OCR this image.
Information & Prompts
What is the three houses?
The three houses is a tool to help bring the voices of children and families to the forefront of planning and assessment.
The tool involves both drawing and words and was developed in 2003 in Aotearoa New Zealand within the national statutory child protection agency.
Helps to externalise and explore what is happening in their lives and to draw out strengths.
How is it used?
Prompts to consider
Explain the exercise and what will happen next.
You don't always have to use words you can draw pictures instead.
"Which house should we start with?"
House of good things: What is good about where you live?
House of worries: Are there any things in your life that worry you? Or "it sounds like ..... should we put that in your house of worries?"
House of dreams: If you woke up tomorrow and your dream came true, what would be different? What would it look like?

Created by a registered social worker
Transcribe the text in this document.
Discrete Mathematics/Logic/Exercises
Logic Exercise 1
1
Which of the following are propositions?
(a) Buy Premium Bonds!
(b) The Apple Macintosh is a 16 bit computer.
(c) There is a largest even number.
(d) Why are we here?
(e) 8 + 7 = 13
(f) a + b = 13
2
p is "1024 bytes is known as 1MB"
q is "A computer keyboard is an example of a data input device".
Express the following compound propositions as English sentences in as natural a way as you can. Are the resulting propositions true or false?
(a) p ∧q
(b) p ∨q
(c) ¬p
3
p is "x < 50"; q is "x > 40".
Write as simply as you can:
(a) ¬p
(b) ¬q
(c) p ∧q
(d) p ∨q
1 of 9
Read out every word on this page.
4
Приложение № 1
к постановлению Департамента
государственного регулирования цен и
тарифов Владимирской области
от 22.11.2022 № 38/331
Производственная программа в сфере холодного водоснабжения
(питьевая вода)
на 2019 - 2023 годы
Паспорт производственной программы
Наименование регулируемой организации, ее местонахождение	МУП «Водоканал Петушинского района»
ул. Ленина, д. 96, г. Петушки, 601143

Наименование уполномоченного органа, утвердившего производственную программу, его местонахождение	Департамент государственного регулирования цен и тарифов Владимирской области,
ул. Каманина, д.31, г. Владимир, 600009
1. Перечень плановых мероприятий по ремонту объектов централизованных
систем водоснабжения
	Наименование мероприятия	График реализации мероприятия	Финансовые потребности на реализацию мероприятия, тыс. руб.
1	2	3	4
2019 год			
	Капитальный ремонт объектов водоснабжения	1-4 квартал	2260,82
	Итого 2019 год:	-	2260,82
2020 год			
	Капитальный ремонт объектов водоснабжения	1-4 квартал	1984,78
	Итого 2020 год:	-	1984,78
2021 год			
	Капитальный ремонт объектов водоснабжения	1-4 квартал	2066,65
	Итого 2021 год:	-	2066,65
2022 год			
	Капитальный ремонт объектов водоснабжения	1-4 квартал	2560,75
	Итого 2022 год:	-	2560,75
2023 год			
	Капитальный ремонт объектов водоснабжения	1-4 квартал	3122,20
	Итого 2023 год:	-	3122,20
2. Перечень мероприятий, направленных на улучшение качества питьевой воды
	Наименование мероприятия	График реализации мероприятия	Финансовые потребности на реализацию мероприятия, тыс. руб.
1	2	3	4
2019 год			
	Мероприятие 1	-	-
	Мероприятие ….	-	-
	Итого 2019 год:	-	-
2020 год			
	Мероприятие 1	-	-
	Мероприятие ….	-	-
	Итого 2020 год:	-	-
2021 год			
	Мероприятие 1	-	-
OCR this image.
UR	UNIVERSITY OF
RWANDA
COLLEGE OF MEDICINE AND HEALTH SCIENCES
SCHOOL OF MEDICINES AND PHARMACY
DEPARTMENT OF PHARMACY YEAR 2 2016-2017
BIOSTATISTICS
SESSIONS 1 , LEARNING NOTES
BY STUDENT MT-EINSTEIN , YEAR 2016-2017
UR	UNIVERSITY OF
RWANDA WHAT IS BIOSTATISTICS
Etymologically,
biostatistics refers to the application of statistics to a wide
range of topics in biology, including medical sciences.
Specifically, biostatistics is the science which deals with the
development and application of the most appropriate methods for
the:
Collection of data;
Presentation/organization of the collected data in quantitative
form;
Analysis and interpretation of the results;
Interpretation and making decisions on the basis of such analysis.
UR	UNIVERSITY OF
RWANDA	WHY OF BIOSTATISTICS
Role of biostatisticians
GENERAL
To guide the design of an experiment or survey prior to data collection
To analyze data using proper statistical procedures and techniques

---*---

▸ **What you should do**
Set down the entries above again, word for word.

▸ **Output for this task**
OCR this image.
Information & Prompts
What is the three houses?
The three houses is a tool to help bring the voices of children and families to the forefront of planning and assessment.
The tool involves both drawing and words and was developed in 2003 in Aotearoa New Zealand within the national statutory child protection agency.
Helps to externalise and explore what is happening in their lives and to draw out strengths.
How is it used?
Prompts to consider
Explain the exercise and what will happen next.
You don't always have to use words you can draw pictures instead.
"Which house should we start with?"
House of good things: What is good about where you live?
House of worries: Are there any things in your life that worry you? Or "it sounds like ..... should we put that in your house of worries?"
House of dreams: If you woke up tomorrow and your dream came true, what would be different? What would it look like?

Created by a registered social worker
Transcribe the text in this document.
Discrete Mathematics/Logic/Exercises
Logic Exercise 1
1
Which of the following are propositions?
(a) Buy Premium Bonds!
(b) The Apple Macintosh is a 16 bit computer.
(c) There is a largest even number.
(d) Why are we here?
(e) 8 + 7 = 13
(f) a + b = 13
2
p is "1024 bytes is known as 1MB"
q is "A computer keyboard is an example of a data input device".
Express the following compound propositions as English sentences in as natural a way as you can. Are the resulting propositions true or false?
(a) p ∧q
(b) p ∨q
(c) ¬p
3
p is "x < 50"; q is "x > 40".
Write as simply as you can:
(a) ¬p
(b) ¬q
(c) p ∧q
(d) p ∨q
1 of 9
Read out every word on this page.
4
Приложение № 1
к постановлению Департамента
государственного регулирования цен и
тарифов Владимирской области
от 22.11.2022 № 38/331
Производственная программа в сфере холодного водоснабжения
(питьевая вода)
на 2019 - 2023 годы
Паспорт производственной программы
Наименование регулируемой организации, ее местонахождение	МУП «Водоканал Петушинского района»
ул. Ленина, д. 96, г. Петушки, 601143

Наименование уполномоченного органа, утвердившего производственную программу, его местонахождение	Департамент государственного регулирования цен и тарифов Владимирской области,
ул. Каманина, д.31, г. Владимир, 600009
1. Перечень плановых мероприятий по ремонту объектов централизованных
систем водоснабжения
	Наименование мероприятия	График реализации мероприятия	Финансовые потребности на реализацию мероприятия, тыс. руб.
1	2	3	4
2019 год			
	Капитальный ремонт объектов водоснабжения	1-4 квартал	2260,82
	Итого 2019 год:	-	2260,82
2020 год			
	Капитальный ремонт объектов водоснабжения	1-4 квартал	1984,78
	Итого 2020 год:	-	1984,78
2021 год			
	Капитальный ремонт объектов водоснабжения	1-4 квартал	2066,65
	Итого 2021 год:	-	2066,65
2022 год			
	Капитальный ремонт объектов водоснабжения	1-4 квартал	2560,75
	Итого 2022 год:	-	2560,75
2023 год			
	Капитальный ремонт объектов водоснабжения	1-4 квартал	3122,20
	Итого 2023 год:	-	3122,20
2. Перечень мероприятий, направленных на улучшение качества питьевой воды
	Наименование мероприятия	График реализации мероприятия	Финансовые потребности на реализацию мероприятия, тыс. руб.
1	2	3	4
2019 год			
	Мероприятие 1	-	-
	Мероприятие ….	-	-
	Итого 2019 год:	-	-
2020 год			
	Мероприятие 1	-	-
	Мероприятие ….	-	-
	Итого 2020 год:	-	-
2021 год			
	Мероприятие 1	-	-
OCR this image.
UR	UNIVERSITY OF
RWANDA
COLLEGE OF MEDICINE AND HEALTH SCIENCES
SCHOOL OF MEDICINES AND PHARMACY
DEPARTMENT OF PHARMACY YEAR 2 2016-2017
BIOSTATISTICS
SESSIONS 1 , LEARNING NOTES
BY STUDENT MT-EINSTEIN , YEAR 2016-2017
UR	UNIVERSITY OF
RWANDA WHAT IS BIOSTATISTICS
Etymologically,
biostatistics refers to the application of statistics to a wide
range of topics in biology, including medical sciences.
Specifically, biostatistics is the science which deals with the
development and application of the most appropriate methods for
the:
Collection of data;
Presentation/organization of the collected data in quantitative
form;
Analysis and interpretation of the results;
Interpretation and making decisions on the basis of such analysis.
UR	UNIVERSITY OF
RWANDA	WHY OF BIOSTATISTICS
Role of biostatisticians
GENERAL
To guide the design of an experiment or survey prior to data collection
To analyze data using proper statistical procedures and techniques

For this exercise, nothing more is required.